Element placement data
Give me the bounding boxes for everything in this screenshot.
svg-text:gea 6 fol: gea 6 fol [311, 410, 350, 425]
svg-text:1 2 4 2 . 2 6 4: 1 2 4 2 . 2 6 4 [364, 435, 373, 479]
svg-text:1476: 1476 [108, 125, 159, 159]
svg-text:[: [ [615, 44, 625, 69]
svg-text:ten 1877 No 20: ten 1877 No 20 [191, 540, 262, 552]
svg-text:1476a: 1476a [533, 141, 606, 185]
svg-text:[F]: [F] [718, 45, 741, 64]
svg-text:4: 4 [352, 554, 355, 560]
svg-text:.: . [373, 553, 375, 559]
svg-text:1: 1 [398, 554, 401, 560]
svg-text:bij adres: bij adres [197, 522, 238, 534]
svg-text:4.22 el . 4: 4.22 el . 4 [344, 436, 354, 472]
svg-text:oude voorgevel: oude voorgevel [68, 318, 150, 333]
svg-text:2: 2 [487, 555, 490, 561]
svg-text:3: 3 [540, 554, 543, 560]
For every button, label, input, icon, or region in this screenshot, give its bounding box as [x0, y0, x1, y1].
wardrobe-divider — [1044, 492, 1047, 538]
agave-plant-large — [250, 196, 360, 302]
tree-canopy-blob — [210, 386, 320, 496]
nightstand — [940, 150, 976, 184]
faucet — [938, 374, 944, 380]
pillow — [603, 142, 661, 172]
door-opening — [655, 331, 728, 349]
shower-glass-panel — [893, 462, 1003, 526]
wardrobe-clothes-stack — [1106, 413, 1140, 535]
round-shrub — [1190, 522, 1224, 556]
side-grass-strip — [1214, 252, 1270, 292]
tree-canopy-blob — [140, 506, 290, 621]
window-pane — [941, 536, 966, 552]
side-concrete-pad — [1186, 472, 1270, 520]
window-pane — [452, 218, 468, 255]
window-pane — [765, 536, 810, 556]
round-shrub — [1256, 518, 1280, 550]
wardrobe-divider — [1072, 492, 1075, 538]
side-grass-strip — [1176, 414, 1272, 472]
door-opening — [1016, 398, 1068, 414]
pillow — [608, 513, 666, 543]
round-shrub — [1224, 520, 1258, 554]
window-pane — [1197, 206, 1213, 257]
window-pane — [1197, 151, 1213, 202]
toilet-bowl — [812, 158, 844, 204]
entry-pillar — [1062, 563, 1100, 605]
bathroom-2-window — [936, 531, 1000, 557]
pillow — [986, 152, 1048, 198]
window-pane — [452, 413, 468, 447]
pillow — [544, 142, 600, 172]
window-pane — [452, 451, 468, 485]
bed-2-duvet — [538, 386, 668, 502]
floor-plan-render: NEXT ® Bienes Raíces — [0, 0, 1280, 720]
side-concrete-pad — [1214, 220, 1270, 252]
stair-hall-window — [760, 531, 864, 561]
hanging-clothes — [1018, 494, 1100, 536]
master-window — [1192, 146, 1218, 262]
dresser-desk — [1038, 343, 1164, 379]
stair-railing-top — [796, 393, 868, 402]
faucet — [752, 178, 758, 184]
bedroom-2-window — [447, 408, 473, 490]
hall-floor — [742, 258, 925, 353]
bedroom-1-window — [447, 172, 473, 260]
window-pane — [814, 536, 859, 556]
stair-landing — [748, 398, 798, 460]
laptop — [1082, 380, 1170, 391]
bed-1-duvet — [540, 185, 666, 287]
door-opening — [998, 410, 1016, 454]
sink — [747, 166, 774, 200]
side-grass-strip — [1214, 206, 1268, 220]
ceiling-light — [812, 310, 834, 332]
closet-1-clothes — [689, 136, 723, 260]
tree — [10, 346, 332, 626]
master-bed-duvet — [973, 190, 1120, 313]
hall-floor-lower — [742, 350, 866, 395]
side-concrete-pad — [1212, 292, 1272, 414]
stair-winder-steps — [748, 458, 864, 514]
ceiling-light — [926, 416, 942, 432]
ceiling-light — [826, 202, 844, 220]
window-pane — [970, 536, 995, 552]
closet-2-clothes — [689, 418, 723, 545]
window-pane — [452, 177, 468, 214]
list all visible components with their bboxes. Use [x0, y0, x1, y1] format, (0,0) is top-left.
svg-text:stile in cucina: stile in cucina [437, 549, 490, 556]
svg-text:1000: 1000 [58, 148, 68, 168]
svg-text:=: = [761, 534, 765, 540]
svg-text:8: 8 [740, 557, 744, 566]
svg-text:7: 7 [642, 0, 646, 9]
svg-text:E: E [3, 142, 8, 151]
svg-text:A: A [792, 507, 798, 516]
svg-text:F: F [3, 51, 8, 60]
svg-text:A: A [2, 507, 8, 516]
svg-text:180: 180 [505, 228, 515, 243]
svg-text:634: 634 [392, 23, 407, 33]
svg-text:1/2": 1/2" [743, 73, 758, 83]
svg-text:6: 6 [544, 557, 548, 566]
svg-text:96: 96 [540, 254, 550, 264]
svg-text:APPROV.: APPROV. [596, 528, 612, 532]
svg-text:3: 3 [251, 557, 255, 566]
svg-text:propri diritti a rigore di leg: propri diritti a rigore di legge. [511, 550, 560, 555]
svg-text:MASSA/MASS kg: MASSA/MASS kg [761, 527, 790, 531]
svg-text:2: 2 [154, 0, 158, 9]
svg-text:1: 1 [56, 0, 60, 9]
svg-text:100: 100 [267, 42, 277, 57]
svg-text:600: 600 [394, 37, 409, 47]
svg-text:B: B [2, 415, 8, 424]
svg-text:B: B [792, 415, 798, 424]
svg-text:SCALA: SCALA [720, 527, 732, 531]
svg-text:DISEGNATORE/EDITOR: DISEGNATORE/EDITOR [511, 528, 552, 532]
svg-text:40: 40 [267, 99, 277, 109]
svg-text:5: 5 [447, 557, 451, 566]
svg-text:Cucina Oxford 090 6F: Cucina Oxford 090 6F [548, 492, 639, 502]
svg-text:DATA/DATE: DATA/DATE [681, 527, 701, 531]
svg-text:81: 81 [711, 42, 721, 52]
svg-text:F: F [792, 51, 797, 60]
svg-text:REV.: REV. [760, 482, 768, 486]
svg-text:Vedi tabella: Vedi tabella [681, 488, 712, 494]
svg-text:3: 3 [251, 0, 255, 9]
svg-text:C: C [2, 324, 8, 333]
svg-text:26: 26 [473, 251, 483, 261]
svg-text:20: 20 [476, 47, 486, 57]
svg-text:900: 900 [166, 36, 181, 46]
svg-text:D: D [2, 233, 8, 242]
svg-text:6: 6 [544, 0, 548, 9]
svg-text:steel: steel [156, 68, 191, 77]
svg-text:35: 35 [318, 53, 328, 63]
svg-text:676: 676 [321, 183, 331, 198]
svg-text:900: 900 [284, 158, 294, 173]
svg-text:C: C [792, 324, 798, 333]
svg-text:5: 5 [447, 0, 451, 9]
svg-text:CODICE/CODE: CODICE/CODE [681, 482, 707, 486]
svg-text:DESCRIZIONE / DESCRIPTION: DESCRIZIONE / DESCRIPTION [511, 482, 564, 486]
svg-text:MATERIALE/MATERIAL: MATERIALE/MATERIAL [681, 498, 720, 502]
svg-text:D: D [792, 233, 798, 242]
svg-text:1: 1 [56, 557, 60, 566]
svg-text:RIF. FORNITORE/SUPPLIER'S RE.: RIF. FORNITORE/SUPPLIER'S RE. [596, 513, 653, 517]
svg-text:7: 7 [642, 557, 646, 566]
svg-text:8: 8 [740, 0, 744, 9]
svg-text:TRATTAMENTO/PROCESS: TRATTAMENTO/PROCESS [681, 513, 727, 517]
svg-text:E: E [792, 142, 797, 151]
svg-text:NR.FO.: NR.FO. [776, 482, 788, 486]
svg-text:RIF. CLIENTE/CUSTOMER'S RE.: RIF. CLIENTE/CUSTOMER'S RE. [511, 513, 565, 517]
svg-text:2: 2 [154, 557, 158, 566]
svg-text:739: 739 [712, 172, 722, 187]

◆ **STATED TASK**
Put the material into a Markdown table with the columns Row and Line, starting at its first line and ending at the line containing "window-pane — [765, 536, 810, 556]", both included. Number each row and skip blank lines.

◆ **SOLVED EXERCISE**
| Row | Line |
|---|---|
| 1 | Give me the bounding boxes for everything in this screenshot. |
| 2 | svg-text:gea 6 fol: gea 6 fol [311, 410, 350, 425] |
| 3 | svg-text:1 2 4 2 . 2 6 4: 1 2 4 2 . 2 6 4 [364, 435, 373, 479] |
| 4 | svg-text:1476: 1476 [108, 125, 159, 159] |
| 5 | svg-text:[: [ [615, 44, 625, 69] |
| 6 | svg-text:ten 1877 No 20: ten 1877 No 20 [191, 540, 262, 552] |
| 7 | svg-text:1476a: 1476a [533, 141, 606, 185] |
| 8 | svg-text:[F]: [F] [718, 45, 741, 64] |
| 9 | svg-text:4: 4 [352, 554, 355, 560] |
| 10 | svg-text:.: . [373, 553, 375, 559] |
| 11 | svg-text:1: 1 [398, 554, 401, 560] |
| 12 | svg-text:bij adres: bij adres [197, 522, 238, 534] |
| 13 | svg-text:4.22 el . 4: 4.22 el . 4 [344, 436, 354, 472] |
| 14 | svg-text:oude voorgevel: oude voorgevel [68, 318, 150, 333] |
| 15 | svg-text:2: 2 [487, 555, 490, 561] |
| 16 | svg-text:3: 3 [540, 554, 543, 560] |
| 17 | For every button, label, input, icon, or region in this screenshot, give its bounding box as [x0, y0, x1, y1]. |
| 18 | wardrobe-divider — [1044, 492, 1047, 538] |
| 19 | agave-plant-large — [250, 196, 360, 302] |
| 20 | tree-canopy-blob — [210, 386, 320, 496] |
| 21 | nightstand — [940, 150, 976, 184] |
| 22 | faucet — [938, 374, 944, 380] |
| 23 | pillow — [603, 142, 661, 172] |
| 24 | door-opening — [655, 331, 728, 349] |
| 25 | shower-glass-panel — [893, 462, 1003, 526] |
| 26 | wardrobe-clothes-stack — [1106, 413, 1140, 535] |
| 27 | round-shrub — [1190, 522, 1224, 556] |
| 28 | side-grass-strip — [1214, 252, 1270, 292] |
| 29 | tree-canopy-blob — [140, 506, 290, 621] |
| 30 | window-pane — [941, 536, 966, 552] |
| 31 | side-concrete-pad — [1186, 472, 1270, 520] |
| 32 | window-pane — [452, 218, 468, 255] |
| 33 | window-pane — [765, 536, 810, 556] |